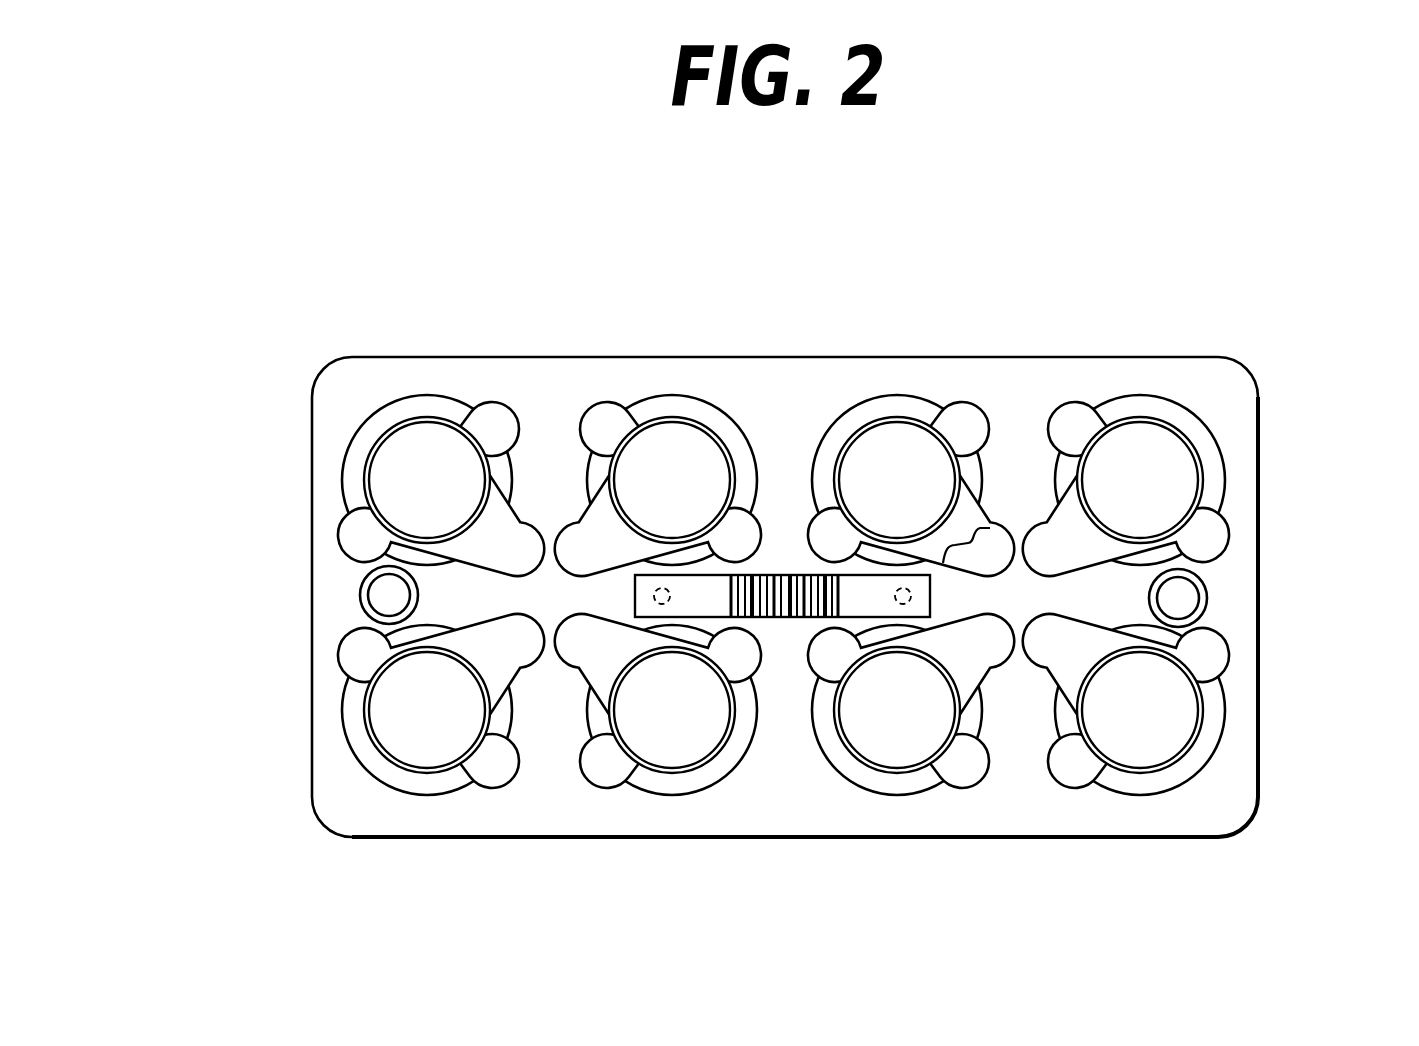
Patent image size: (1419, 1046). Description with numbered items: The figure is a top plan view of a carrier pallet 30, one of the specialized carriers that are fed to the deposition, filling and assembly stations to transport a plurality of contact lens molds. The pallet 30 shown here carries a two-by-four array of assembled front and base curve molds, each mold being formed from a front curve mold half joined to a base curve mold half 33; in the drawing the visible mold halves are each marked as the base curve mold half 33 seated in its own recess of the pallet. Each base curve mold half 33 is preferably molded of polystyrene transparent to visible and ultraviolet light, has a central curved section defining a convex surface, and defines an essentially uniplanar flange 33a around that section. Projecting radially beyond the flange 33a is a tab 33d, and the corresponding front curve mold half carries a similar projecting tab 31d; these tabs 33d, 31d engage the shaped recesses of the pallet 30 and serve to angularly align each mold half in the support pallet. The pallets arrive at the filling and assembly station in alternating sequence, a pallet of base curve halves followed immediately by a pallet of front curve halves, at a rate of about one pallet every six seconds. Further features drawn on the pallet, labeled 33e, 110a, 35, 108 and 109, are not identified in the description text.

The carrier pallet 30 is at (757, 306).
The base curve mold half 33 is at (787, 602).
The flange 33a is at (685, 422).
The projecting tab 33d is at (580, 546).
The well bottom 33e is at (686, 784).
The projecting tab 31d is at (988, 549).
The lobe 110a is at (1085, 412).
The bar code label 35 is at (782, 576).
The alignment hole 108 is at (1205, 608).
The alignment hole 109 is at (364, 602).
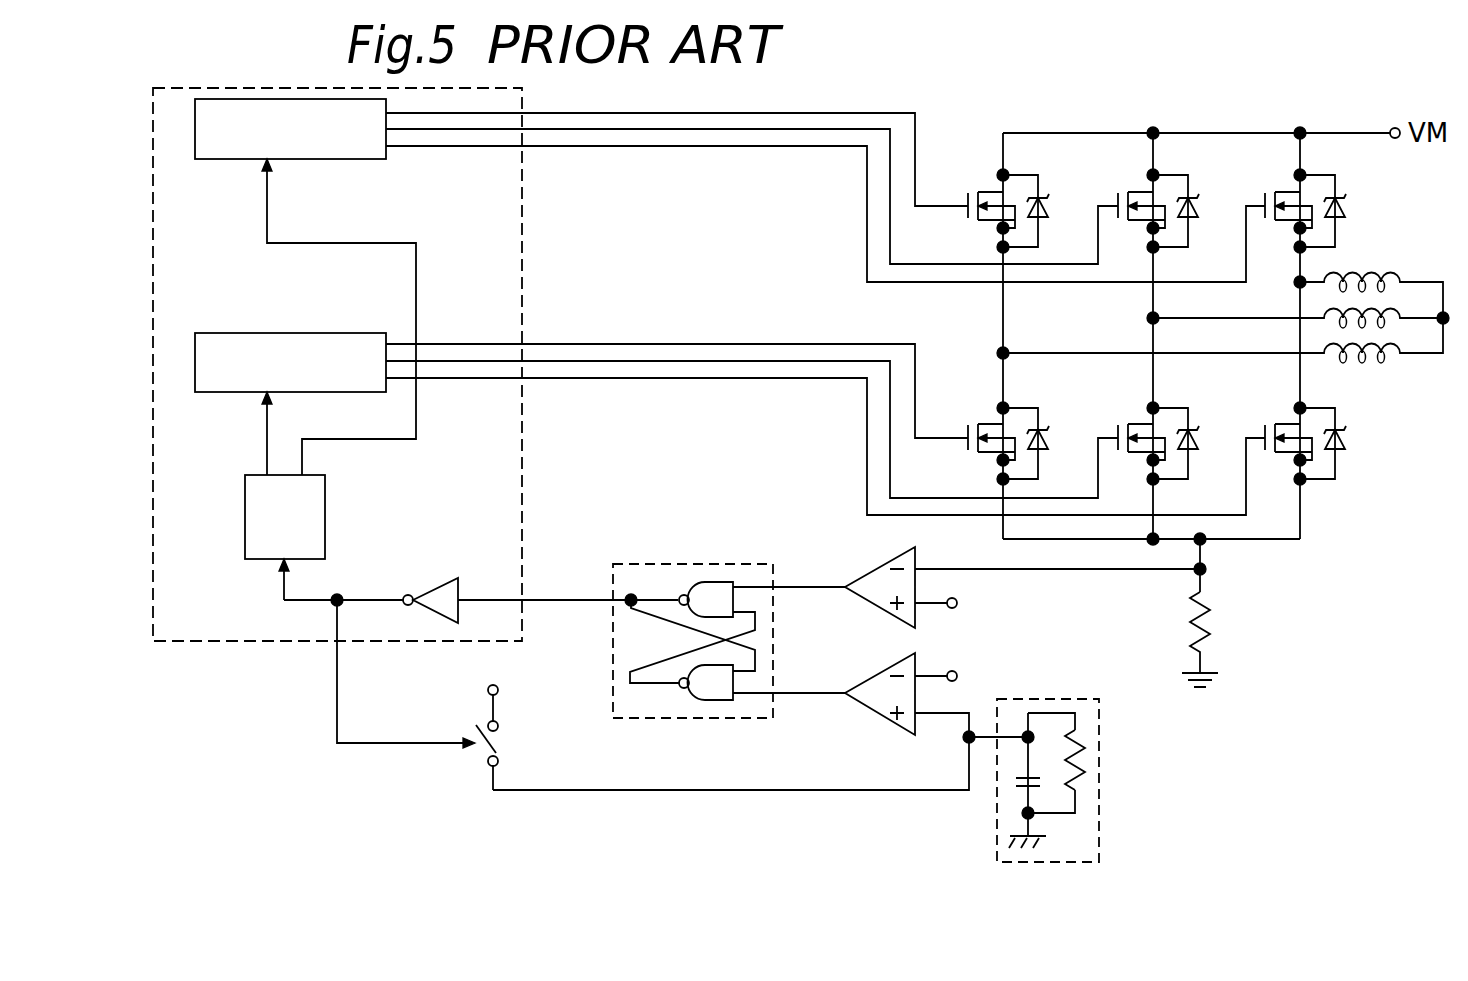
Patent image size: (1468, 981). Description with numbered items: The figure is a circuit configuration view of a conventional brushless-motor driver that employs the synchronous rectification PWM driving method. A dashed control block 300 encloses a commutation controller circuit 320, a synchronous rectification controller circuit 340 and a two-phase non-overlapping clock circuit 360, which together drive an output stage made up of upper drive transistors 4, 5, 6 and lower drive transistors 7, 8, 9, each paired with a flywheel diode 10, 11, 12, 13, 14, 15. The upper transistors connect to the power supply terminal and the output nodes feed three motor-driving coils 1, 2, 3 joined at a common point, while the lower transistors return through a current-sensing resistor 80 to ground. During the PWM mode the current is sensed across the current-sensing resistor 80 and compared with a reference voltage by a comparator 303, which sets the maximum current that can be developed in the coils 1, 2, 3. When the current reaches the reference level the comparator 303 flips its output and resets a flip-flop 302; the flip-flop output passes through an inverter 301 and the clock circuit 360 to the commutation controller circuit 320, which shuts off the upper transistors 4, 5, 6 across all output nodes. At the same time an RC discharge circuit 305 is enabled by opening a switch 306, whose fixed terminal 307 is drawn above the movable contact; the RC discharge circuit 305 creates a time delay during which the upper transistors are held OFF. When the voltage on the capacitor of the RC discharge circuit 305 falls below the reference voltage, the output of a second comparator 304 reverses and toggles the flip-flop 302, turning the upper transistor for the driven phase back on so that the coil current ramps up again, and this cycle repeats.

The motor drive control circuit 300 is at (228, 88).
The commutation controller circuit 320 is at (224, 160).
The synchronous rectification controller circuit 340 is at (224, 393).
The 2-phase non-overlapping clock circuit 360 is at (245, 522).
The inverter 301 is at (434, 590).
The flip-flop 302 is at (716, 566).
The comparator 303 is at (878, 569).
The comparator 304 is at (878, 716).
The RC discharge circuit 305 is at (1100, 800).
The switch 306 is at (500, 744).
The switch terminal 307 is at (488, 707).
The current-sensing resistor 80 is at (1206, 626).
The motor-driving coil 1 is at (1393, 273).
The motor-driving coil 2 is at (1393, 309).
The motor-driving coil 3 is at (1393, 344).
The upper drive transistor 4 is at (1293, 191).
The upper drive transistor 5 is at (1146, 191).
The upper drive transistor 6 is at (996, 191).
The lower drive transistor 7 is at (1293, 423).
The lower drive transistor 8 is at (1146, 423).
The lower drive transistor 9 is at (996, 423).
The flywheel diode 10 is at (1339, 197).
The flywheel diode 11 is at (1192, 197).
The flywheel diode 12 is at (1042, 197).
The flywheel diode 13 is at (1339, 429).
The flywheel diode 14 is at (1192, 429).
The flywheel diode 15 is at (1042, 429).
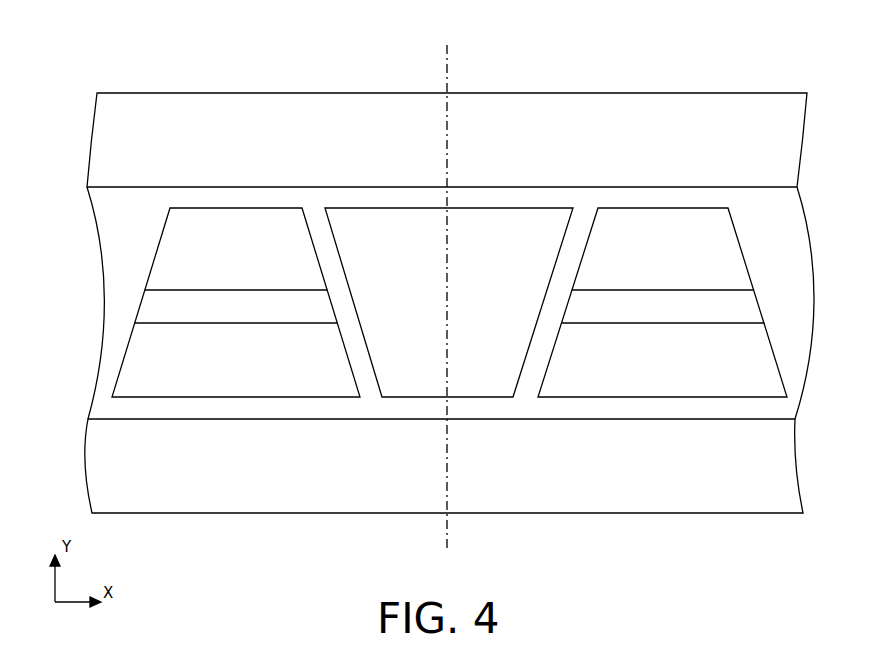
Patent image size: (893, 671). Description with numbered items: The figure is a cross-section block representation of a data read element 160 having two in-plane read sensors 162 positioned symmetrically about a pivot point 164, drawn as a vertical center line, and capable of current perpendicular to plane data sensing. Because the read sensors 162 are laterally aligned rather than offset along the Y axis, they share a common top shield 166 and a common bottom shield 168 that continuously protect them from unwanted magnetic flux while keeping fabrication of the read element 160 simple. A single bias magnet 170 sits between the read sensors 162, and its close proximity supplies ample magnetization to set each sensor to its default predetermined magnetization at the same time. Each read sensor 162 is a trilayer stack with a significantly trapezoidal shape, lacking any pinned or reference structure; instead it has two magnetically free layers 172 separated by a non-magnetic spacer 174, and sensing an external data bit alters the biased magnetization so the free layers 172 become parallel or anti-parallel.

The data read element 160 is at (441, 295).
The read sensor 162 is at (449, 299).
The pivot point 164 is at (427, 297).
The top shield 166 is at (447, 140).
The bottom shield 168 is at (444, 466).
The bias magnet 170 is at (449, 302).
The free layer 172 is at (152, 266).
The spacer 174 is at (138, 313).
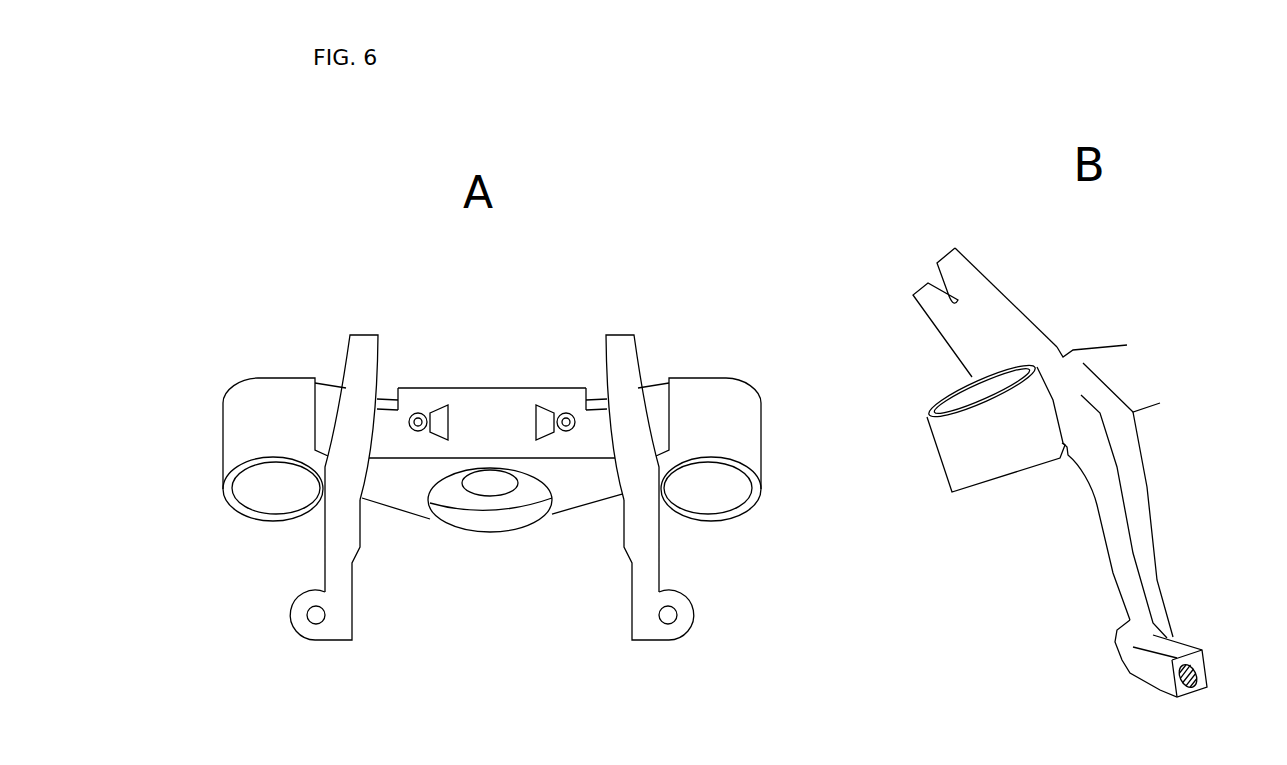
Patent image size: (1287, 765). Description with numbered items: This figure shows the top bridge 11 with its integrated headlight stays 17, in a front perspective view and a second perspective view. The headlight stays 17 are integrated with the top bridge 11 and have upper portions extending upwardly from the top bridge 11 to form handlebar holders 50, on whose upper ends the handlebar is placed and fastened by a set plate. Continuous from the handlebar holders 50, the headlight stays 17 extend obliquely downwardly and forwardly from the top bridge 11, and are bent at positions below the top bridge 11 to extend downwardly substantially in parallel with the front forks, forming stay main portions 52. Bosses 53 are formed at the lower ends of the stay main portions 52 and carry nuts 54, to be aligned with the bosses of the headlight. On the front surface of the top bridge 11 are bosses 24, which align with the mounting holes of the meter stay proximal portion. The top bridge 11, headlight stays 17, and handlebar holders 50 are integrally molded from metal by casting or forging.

□ □ □ □ □

- _Task description_
Rewrite all the rows above with "Drawing dimensions" swapped in wherever "Patent image size" appears, changing nothing else. Leave out the pictures.

- _Completed task_
Drawing dimensions: (1419, 1046). Description with numbered items: The figure is a top plan view of a carrier pallet 30, one of the specialized carriers that are fed to the deposition, filling and assembly stations to transport a plurality of contact lens molds. The pallet 30 shown here carries a two-by-four array of assembled front and base curve molds, each mold being formed from a front curve mold half joined to a base curve mold half 33; in the drawing the visible mold halves are each marked as the base curve mold half 33 seated in its own recess of the pallet. Each base curve mold half 33 is preferably molded of polystyrene transparent to visible and ultraviolet light, has a central curved section defining a convex surface, and defines an essentially uniplanar flange 33a around that section. Projecting radially beyond the flange 33a is a tab 33d, and the corresponding front curve mold half carries a similar projecting tab 31d; these tabs 33d, 31d engage the shaped recesses of the pallet 30 and serve to angularly align each mold half in the support pallet. The pallets arrive at the filling and assembly station in alternating sequence, a pallet of base curve halves followed immediately by a pallet of front curve halves, at a rate of about one pallet every six seconds. Further features drawn on the pallet, labeled 33e, 110a, 35, 108 and 109, are not identified in the description text.

The carrier pallet 30 is at (757, 306).
The base curve mold half 33 is at (787, 602).
The flange 33a is at (685, 422).
The projecting tab 33d is at (580, 546).
The well bottom 33e is at (686, 784).
The projecting tab 31d is at (988, 549).
The lobe 110a is at (1085, 412).
The bar code label 35 is at (782, 576).
The alignment hole 108 is at (1205, 608).
The alignment hole 109 is at (364, 602).
Drawing dimensions: (1468, 981). Description with numbered items: The figure is a circuit configuration view of a conventional brushless-motor driver that employs the synchronous rectification PWM driving method. A dashed control block 300 encloses a commutation controller circuit 320, a synchronous rectification controller circuit 340 and a two-phase non-overlapping clock circuit 360, which together drive an output stage made up of upper drive transistors 4, 5, 6 and lower drive transistors 7, 8, 9, each paired with a flywheel diode 10, 11, 12, 13, 14, 15. The upper transistors connect to the power supply terminal and the output nodes feed three motor-driving coils 1, 2, 3 joined at a common point, while the lower transistors return through a current-sensing resistor 80 to ground. During the PWM mode the current is sensed across the current-sensing resistor 80 and compared with a reference voltage by a comparator 303, which sets the maximum current that can be developed in the coils 1, 2, 3. When the current reaches the reference level the comparator 303 flips its output and resets a flip-flop 302; the flip-flop output passes through an inverter 301 and the clock circuit 360 to the commutation controller circuit 320, which shuts off the upper transistors 4, 5, 6 across all output nodes. At the same time an RC discharge circuit 305 is enabled by opening a switch 306, whose fixed terminal 307 is drawn above the movable contact; the RC discharge circuit 305 creates a time delay during which the upper transistors are held OFF. When the voltage on the capacitor of the RC discharge circuit 305 falls below the reference voltage, the output of a second comparator 304 reverses and toggles the flip-flop 302, turning the upper transistor for the driven phase back on so that the coil current ramps up again, and this cycle repeats.

The motor drive control circuit 300 is at (228, 88).
The commutation controller circuit 320 is at (224, 160).
The synchronous rectification controller circuit 340 is at (224, 393).
The 2-phase non-overlapping clock circuit 360 is at (245, 522).
The inverter 301 is at (434, 590).
The flip-flop 302 is at (716, 566).
The comparator 303 is at (878, 569).
The comparator 304 is at (878, 716).
The RC discharge circuit 305 is at (1100, 800).
The switch 306 is at (500, 744).
The switch terminal 307 is at (488, 707).
The current-sensing resistor 80 is at (1206, 626).
The motor-driving coil 1 is at (1393, 273).
The motor-driving coil 2 is at (1393, 309).
The motor-driving coil 3 is at (1393, 344).
The upper drive transistor 4 is at (1293, 191).
The upper drive transistor 5 is at (1146, 191).
The upper drive transistor 6 is at (996, 191).
The lower drive transistor 7 is at (1293, 423).
The lower drive transistor 8 is at (1146, 423).
The lower drive transistor 9 is at (996, 423).
The flywheel diode 10 is at (1339, 197).
The flywheel diode 11 is at (1192, 197).
The flywheel diode 12 is at (1042, 197).
The flywheel diode 13 is at (1339, 429).
The flywheel diode 14 is at (1192, 429).
The flywheel diode 15 is at (1042, 429).
Drawing dimensions: (893, 671). Description with numbered items: The figure is a cross-section block representation of a data read element 160 having two in-plane read sensors 162 positioned symmetrically about a pivot point 164, drawn as a vertical center line, and capable of current perpendicular to plane data sensing. Because the read sensors 162 are laterally aligned rather than offset along the Y axis, they share a common top shield 166 and a common bottom shield 168 that continuously protect them from unwanted magnetic flux while keeping fabrication of the read element 160 simple. A single bias magnet 170 sits between the read sensors 162, and its close proximity supplies ample magnetization to set each sensor to its default predetermined magnetization at the same time. Each read sensor 162 is a trilayer stack with a significantly trapezoidal shape, lacking any pinned or reference structure; instead it has two magnetically free layers 172 separated by a non-magnetic spacer 174, and sensing an external data bit alters the biased magnetization so the free layers 172 become parallel or anti-parallel.

The data read element 160 is at (441, 295).
The read sensor 162 is at (449, 299).
The pivot point 164 is at (427, 297).
The top shield 166 is at (447, 140).
The bottom shield 168 is at (444, 466).
The bias magnet 170 is at (449, 302).
The free layer 172 is at (152, 266).
The spacer 174 is at (138, 313).
Drawing dimensions: (1287, 765). Description with numbered items: This figure shows the top bridge 11 with its integrated headlight stays 17, in a front perspective view and a second perspective view. The headlight stays 17 are integrated with the top bridge 11 and have upper portions extending upwardly from the top bridge 11 to form handlebar holders 50, on whose upper ends the handlebar is placed and fastened by a set plate. Continuous from the handlebar holders 50, the headlight stays 17 extend obliquely downwardly and forwardly from the top bridge 11, and are bent at positions below the top bridge 11 to extend downwardly substantially in parallel with the front forks, forming stay main portions 52. Bosses 53 are formed at the lower ends of the stay main portions 52 and carry nuts 54, to be aligned with the bosses of the headlight. On the front surface of the top bridge 11 are bosses 24, which align with the mounting holes of the meter stay proximal portion. The top bridge 11, headlight stays 17, and handlebar holders 50 are integrally molded from metal by casting or forging.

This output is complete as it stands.